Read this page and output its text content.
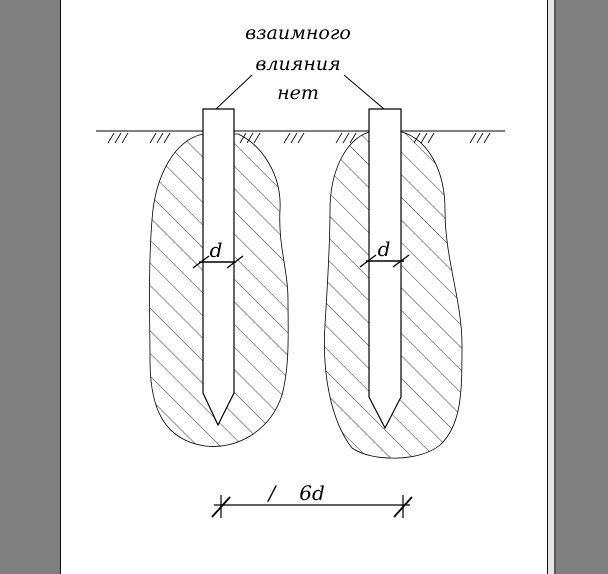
взаимного
влияния
нет
d	d
/ 6d
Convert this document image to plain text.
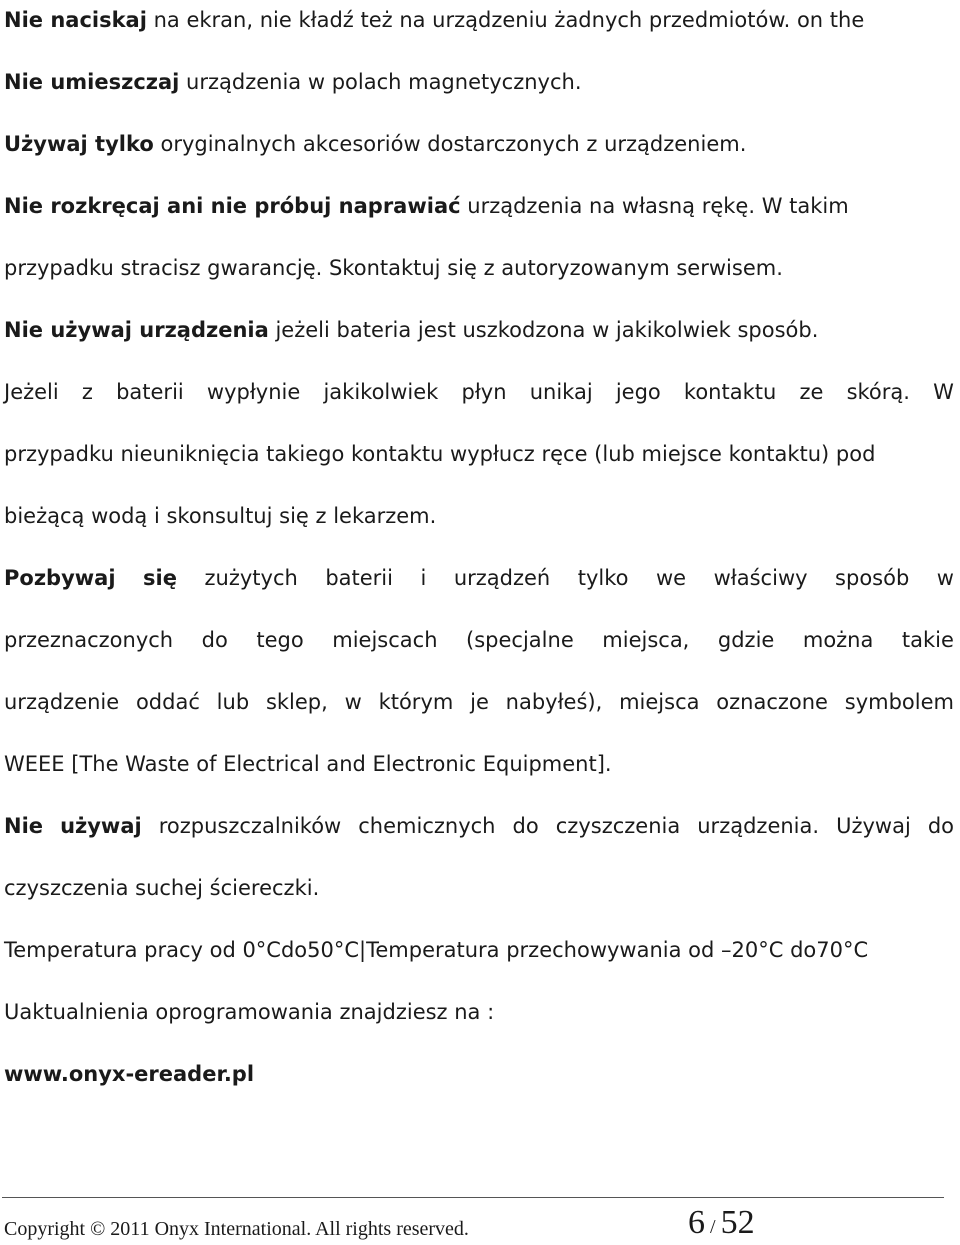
Nie naciskaj na ekran, nie kładź też na urządzeniu żadnych przedmiotów. on the
Nie umieszczaj urządzenia w polach magnetycznych.
Używaj tylko oryginalnych akcesoriów dostarczonych z urządzeniem.
Nie rozkręcaj ani nie próbuj naprawiać urządzenia na własną rękę. W takim
przypadku stracisz gwarancję. Skontaktuj się z autoryzowanym serwisem.
Nie używaj urządzenia jeżeli bateria jest uszkodzona w jakikolwiek sposób.
Jeżeli z baterii wypłynie jakikolwiek płyn unikaj jego kontaktu ze skórą. W
przypadku nieuniknięcia takiego kontaktu wypłucz ręce (lub miejsce kontaktu) pod
bieżącą wodą i skonsultuj się z lekarzem.
Pozbywaj się zużytych baterii i urządzeń tylko we właściwy sposób w
przeznaczonych do tego miejscach (specjalne miejsca, gdzie można takie
urządzenie oddać lub sklep, w którym je nabyłeś), miejsca oznaczone symbolem
WEEE [The Waste of Electrical and Electronic Equipment].
Nie używaj rozpuszczalników chemicznych do czyszczenia urządzenia. Używaj do
czyszczenia suchej ściereczki.
Temperatura pracy od 0°Cdo50°C|Temperatura przechowywania od –20°C do70°C
Uaktualnienia oprogramowania znajdziesz na :
www.onyx-ereader.pl
Copyright © 2011 Onyx International. All rights reserved.	6 / 52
※ ※ ※
— Task details —
Pick out the lines containing the word "text" and show them.

— Written response —
Read this page and output its text content.
Convert this document image to plain text.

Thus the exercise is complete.